### What is asked
Copy out all the data, word for word.

### Records supplied
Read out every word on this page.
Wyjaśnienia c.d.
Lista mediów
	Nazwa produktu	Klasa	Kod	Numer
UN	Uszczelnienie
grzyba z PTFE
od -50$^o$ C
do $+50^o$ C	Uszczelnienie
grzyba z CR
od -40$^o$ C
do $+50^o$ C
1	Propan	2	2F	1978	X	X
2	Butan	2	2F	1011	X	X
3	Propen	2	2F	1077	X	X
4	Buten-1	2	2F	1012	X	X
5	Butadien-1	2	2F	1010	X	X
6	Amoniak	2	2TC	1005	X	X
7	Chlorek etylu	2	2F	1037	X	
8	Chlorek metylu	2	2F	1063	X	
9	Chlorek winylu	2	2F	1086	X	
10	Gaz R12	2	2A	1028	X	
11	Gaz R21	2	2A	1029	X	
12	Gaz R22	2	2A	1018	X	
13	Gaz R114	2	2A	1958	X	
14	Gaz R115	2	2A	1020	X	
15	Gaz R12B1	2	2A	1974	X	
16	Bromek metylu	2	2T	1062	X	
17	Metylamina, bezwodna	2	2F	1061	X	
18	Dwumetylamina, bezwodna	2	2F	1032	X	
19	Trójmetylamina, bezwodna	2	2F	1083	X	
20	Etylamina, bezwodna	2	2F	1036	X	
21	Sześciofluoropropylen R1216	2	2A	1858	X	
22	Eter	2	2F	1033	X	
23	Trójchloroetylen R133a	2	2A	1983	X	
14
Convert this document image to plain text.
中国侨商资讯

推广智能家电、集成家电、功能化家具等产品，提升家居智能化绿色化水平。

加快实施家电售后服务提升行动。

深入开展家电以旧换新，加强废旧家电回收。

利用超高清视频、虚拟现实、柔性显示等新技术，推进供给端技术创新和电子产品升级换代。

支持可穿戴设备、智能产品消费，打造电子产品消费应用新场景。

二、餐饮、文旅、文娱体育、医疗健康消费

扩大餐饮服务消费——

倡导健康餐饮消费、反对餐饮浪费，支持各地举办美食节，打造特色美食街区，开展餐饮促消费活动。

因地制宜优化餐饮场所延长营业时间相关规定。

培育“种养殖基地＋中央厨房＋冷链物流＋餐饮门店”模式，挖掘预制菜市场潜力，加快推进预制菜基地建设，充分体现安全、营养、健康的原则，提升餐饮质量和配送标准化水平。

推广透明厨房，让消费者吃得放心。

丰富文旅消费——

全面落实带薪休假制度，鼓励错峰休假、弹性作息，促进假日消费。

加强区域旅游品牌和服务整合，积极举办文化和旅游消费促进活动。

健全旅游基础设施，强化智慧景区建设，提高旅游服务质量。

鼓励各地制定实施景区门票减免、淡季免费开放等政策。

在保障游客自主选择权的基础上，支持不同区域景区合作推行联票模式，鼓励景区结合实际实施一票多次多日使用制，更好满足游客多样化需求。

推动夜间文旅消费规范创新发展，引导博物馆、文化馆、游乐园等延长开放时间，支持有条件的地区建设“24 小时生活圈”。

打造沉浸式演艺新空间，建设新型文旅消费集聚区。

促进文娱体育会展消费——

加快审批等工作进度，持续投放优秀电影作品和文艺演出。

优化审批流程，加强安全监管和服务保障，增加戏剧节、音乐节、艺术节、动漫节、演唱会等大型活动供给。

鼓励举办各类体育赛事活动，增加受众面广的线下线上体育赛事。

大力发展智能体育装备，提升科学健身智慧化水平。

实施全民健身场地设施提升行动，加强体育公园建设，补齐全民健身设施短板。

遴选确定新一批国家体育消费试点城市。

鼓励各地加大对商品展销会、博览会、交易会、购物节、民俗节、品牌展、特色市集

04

### Task response
Read out every word on this page.
Wyjaśnienia c.d.
Lista mediów
	Nazwa produktu	Klasa	Kod	Numer
UN	Uszczelnienie
grzyba z PTFE
od -50$^o$ C
do $+50^o$ C	Uszczelnienie
grzyba z CR
od -40$^o$ C
do $+50^o$ C
1	Propan	2	2F	1978	X	X
2	Butan	2	2F	1011	X	X
3	Propen	2	2F	1077	X	X
4	Buten-1	2	2F	1012	X	X
5	Butadien-1	2	2F	1010	X	X
6	Amoniak	2	2TC	1005	X	X
7	Chlorek etylu	2	2F	1037	X	
8	Chlorek metylu	2	2F	1063	X	
9	Chlorek winylu	2	2F	1086	X	
10	Gaz R12	2	2A	1028	X	
11	Gaz R21	2	2A	1029	X	
12	Gaz R22	2	2A	1018	X	
13	Gaz R114	2	2A	1958	X	
14	Gaz R115	2	2A	1020	X	
15	Gaz R12B1	2	2A	1974	X	
16	Bromek metylu	2	2T	1062	X	
17	Metylamina, bezwodna	2	2F	1061	X	
18	Dwumetylamina, bezwodna	2	2F	1032	X	
19	Trójmetylamina, bezwodna	2	2F	1083	X	
20	Etylamina, bezwodna	2	2F	1036	X	
21	Sześciofluoropropylen R1216	2	2A	1858	X	
22	Eter	2	2F	1033	X	
23	Trójchloroetylen R133a	2	2A	1983	X	
14
Convert this document image to plain text.
中国侨商资讯

推广智能家电、集成家电、功能化家具等产品，提升家居智能化绿色化水平。

加快实施家电售后服务提升行动。

深入开展家电以旧换新，加强废旧家电回收。

利用超高清视频、虚拟现实、柔性显示等新技术，推进供给端技术创新和电子产品升级换代。

支持可穿戴设备、智能产品消费，打造电子产品消费应用新场景。

二、餐饮、文旅、文娱体育、医疗健康消费

扩大餐饮服务消费——

倡导健康餐饮消费、反对餐饮浪费，支持各地举办美食节，打造特色美食街区，开展餐饮促消费活动。

因地制宜优化餐饮场所延长营业时间相关规定。

培育“种养殖基地＋中央厨房＋冷链物流＋餐饮门店”模式，挖掘预制菜市场潜力，加快推进预制菜基地建设，充分体现安全、营养、健康的原则，提升餐饮质量和配送标准化水平。

推广透明厨房，让消费者吃得放心。

丰富文旅消费——

全面落实带薪休假制度，鼓励错峰休假、弹性作息，促进假日消费。

加强区域旅游品牌和服务整合，积极举办文化和旅游消费促进活动。

健全旅游基础设施，强化智慧景区建设，提高旅游服务质量。

鼓励各地制定实施景区门票减免、淡季免费开放等政策。

在保障游客自主选择权的基础上，支持不同区域景区合作推行联票模式，鼓励景区结合实际实施一票多次多日使用制，更好满足游客多样化需求。

推动夜间文旅消费规范创新发展，引导博物馆、文化馆、游乐园等延长开放时间，支持有条件的地区建设“24 小时生活圈”。

打造沉浸式演艺新空间，建设新型文旅消费集聚区。

促进文娱体育会展消费——

加快审批等工作进度，持续投放优秀电影作品和文艺演出。

优化审批流程，加强安全监管和服务保障，增加戏剧节、音乐节、艺术节、动漫节、演唱会等大型活动供给。

鼓励举办各类体育赛事活动，增加受众面广的线下线上体育赛事。

大力发展智能体育装备，提升科学健身智慧化水平。

实施全民健身场地设施提升行动，加强体育公园建设，补齐全民健身设施短板。

遴选确定新一批国家体育消费试点城市。

鼓励各地加大对商品展销会、博览会、交易会、购物节、民俗节、品牌展、特色市集

04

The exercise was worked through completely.